Data provided >>
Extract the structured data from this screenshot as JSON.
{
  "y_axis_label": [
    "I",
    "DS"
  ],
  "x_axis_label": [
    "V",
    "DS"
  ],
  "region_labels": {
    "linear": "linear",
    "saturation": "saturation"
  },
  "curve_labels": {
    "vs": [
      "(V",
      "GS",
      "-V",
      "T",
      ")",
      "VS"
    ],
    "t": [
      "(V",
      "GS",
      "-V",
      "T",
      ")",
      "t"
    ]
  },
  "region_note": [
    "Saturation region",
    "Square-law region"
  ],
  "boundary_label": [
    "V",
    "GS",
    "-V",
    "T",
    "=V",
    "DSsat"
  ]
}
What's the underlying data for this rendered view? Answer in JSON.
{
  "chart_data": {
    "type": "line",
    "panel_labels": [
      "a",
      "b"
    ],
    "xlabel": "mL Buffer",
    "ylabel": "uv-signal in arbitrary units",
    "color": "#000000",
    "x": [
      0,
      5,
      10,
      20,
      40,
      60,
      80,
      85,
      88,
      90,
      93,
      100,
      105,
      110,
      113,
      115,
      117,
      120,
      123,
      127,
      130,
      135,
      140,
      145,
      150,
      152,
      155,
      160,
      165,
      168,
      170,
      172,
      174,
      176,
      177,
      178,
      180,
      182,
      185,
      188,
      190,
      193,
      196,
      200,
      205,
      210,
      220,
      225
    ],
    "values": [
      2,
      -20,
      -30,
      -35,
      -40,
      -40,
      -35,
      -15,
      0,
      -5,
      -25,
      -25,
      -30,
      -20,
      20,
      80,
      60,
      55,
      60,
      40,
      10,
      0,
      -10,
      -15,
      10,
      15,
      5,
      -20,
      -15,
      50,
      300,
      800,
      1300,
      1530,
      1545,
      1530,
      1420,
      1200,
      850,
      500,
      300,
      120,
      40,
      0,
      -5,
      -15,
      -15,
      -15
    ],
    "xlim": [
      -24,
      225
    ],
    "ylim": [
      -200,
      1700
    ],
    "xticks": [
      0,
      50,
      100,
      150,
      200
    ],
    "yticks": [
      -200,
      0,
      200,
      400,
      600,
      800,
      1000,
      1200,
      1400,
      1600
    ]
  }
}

Problem requirements >> Report every line containing the word "this" from the listing above.

Full answer >>
Extract the structured data from this screenshot as JSON.
What's the underlying data for this rendered view? Answer in JSON.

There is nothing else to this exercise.